Look through the listing for the word "engine". Copy each line that has it.
>> start
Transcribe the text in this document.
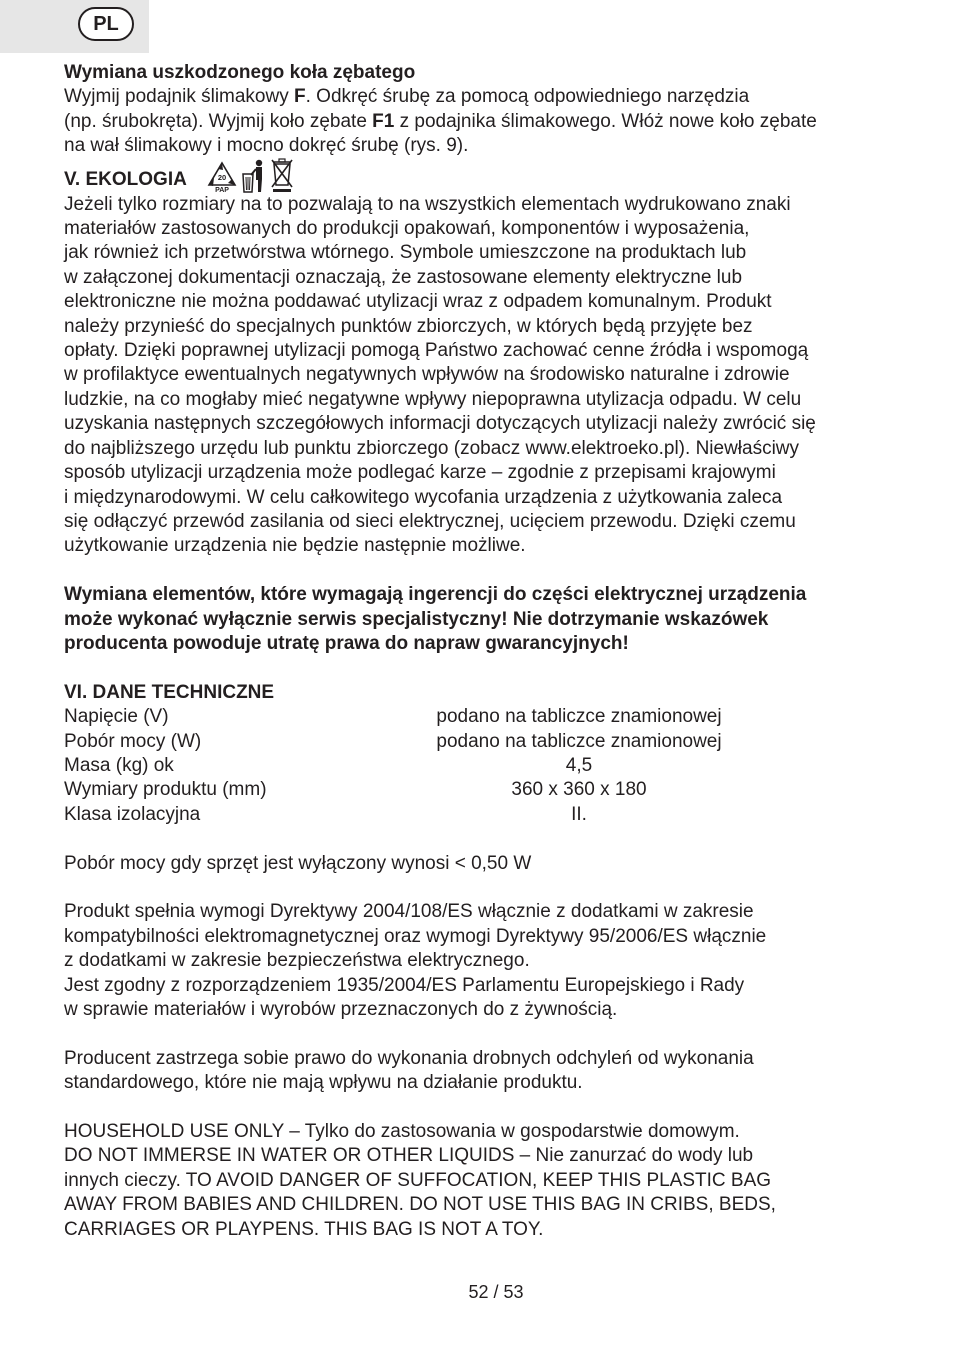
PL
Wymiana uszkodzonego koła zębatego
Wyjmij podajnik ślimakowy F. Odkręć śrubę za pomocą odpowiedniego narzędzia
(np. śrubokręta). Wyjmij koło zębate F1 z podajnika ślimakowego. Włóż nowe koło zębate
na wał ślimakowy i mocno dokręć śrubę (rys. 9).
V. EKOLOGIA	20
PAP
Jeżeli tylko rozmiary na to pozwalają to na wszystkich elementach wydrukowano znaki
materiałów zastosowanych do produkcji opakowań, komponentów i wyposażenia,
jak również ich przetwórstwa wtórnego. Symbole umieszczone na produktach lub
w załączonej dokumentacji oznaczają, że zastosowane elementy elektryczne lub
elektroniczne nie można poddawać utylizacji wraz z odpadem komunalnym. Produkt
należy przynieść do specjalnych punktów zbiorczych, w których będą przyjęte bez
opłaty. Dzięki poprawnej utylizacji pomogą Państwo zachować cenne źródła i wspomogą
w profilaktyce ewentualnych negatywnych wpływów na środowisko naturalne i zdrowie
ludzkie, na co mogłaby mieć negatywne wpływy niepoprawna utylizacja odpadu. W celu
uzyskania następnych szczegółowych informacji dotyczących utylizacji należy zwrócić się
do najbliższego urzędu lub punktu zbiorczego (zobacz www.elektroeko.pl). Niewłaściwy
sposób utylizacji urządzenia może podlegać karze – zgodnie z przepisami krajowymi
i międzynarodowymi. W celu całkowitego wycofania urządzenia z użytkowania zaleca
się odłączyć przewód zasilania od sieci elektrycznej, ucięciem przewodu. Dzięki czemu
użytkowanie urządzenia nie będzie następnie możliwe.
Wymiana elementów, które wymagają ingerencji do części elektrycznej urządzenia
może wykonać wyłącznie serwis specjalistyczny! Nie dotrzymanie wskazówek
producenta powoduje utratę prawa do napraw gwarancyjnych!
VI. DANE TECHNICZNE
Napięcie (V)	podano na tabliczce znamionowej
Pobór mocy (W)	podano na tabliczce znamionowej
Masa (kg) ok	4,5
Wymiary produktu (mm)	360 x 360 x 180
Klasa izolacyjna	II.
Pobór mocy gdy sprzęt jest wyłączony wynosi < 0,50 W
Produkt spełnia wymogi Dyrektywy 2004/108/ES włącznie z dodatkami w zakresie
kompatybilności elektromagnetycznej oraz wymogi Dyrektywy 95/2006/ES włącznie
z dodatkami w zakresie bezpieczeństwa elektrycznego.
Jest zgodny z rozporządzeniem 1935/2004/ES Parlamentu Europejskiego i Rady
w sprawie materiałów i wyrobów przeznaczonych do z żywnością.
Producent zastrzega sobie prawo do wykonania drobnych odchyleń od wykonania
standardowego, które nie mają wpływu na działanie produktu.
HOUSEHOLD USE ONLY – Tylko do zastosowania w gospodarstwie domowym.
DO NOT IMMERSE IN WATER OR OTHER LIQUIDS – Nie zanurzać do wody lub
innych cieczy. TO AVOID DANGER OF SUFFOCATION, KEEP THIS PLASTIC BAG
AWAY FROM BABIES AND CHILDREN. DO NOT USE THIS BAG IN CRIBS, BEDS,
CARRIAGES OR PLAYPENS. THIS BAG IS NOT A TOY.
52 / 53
>> end
>> start
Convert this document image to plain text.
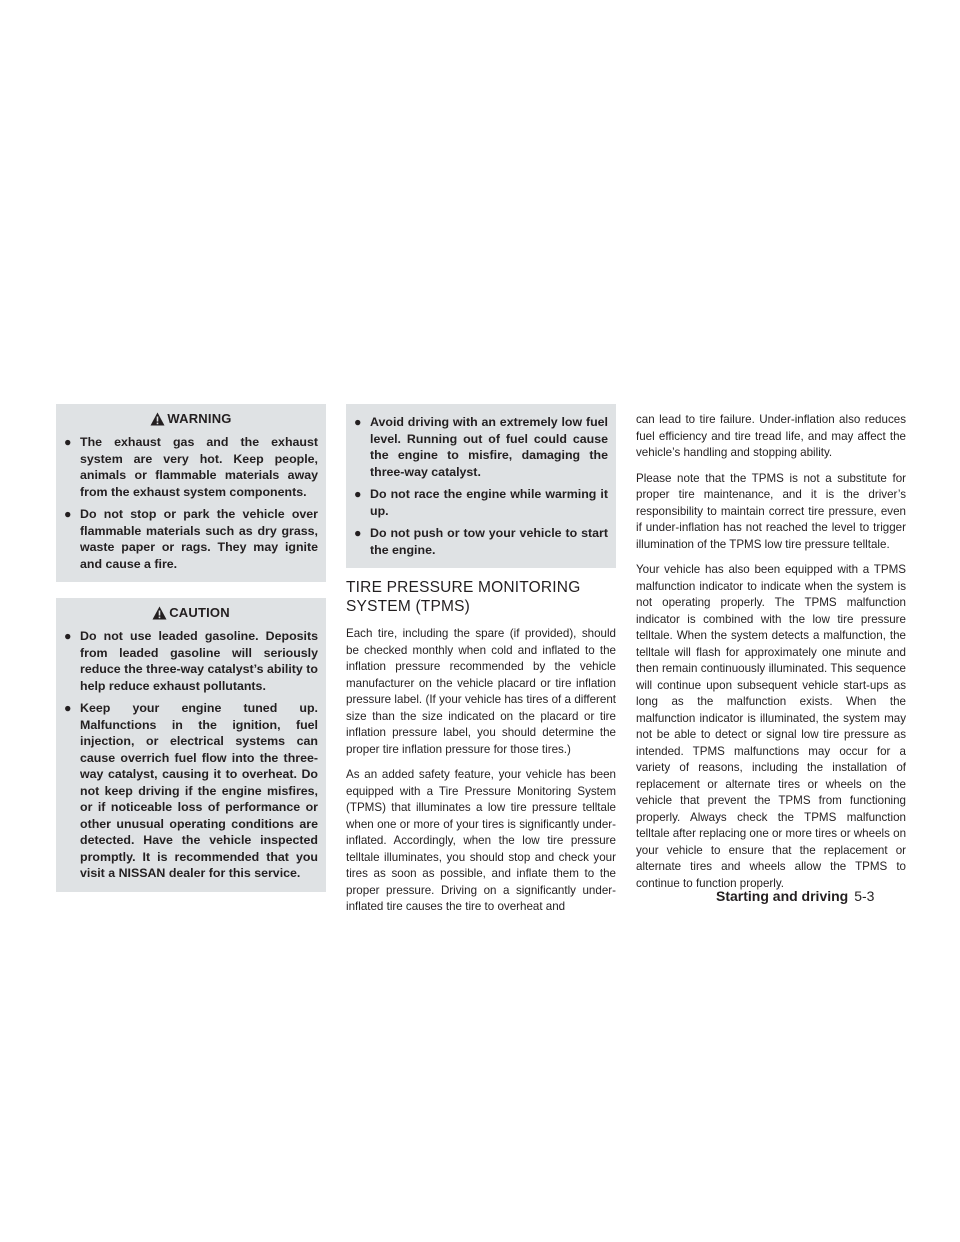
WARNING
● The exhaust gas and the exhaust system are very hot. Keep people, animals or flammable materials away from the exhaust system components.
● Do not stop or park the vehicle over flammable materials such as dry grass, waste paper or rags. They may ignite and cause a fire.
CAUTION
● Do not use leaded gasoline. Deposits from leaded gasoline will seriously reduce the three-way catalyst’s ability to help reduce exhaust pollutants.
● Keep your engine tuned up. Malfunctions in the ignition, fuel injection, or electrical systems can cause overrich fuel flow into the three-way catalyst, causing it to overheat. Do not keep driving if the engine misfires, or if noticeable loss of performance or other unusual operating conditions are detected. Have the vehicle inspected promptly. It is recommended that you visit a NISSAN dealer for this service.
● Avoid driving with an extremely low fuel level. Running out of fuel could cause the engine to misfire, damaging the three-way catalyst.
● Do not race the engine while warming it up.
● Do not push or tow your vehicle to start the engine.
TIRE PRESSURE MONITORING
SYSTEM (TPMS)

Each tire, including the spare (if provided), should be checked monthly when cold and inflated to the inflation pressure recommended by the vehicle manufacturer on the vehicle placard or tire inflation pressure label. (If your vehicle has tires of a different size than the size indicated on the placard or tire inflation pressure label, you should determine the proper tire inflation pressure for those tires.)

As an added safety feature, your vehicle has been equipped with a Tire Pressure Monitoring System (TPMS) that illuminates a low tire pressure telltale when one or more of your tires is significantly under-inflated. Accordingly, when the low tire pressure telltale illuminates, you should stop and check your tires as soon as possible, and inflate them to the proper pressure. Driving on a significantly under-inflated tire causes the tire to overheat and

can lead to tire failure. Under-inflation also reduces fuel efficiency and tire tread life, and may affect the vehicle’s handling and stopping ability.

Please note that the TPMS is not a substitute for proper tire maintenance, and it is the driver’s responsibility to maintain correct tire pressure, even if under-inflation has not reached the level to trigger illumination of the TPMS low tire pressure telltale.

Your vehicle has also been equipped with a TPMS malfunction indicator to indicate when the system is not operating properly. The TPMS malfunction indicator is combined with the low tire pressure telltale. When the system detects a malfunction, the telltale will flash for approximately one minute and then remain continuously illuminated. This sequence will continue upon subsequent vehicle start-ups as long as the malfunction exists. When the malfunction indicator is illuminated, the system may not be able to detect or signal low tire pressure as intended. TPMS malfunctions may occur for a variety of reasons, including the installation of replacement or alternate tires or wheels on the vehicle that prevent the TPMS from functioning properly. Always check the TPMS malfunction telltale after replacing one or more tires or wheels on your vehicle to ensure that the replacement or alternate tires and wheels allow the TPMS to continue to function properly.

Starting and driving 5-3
>> end
>> start
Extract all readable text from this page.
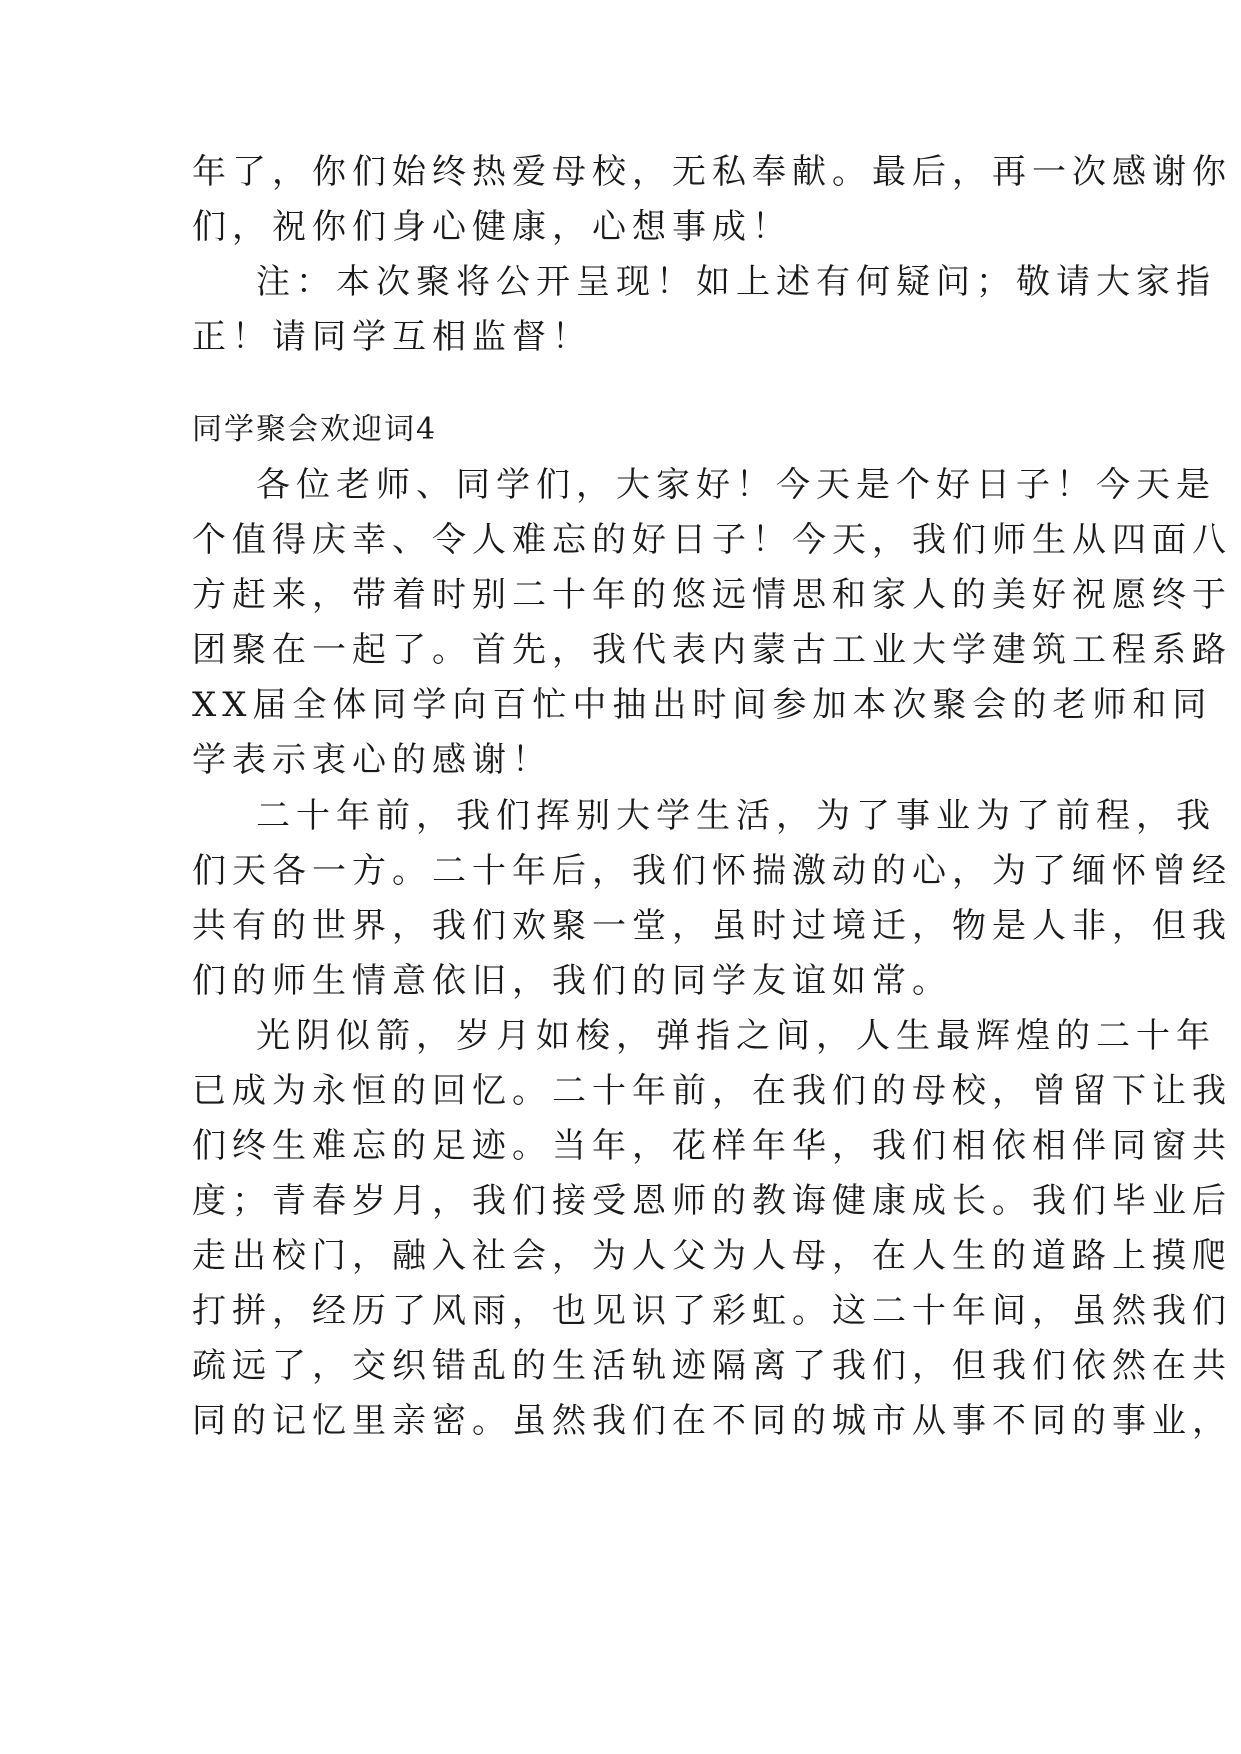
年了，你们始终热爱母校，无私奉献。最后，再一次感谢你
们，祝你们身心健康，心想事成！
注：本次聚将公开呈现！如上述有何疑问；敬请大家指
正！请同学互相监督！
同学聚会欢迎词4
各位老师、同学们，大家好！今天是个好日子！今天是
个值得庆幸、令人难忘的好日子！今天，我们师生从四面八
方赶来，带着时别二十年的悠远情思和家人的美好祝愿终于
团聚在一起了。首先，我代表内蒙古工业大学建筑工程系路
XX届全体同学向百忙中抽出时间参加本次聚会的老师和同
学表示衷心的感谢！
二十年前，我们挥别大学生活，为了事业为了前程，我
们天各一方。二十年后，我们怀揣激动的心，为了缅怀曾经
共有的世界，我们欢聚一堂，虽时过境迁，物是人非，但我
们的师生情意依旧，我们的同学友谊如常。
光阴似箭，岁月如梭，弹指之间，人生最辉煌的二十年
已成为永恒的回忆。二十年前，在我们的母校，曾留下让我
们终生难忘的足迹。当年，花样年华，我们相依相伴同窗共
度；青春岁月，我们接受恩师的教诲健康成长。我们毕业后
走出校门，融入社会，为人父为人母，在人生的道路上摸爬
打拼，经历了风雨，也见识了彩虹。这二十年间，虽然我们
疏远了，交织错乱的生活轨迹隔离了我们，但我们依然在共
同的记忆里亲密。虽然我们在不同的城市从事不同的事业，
>> end
Written answer
● Keep your engine tuned up. Malfunctions in the ignition, fuel injection, or electrical systems can cause overrich fuel flow into the three-way catalyst, causing it to overheat. Do not keep driving if the engine misfires, or if noticeable loss of performance or other unusual operating conditions are detected. Have the vehicle inspected promptly. It is recommended that you visit a NISSAN dealer for this service.
● Avoid driving with an extremely low fuel level. Running out of fuel could cause the engine to misfire, damaging the three-way catalyst.
● Do not race the engine while warming it up.
● Do not push or tow your vehicle to start the engine.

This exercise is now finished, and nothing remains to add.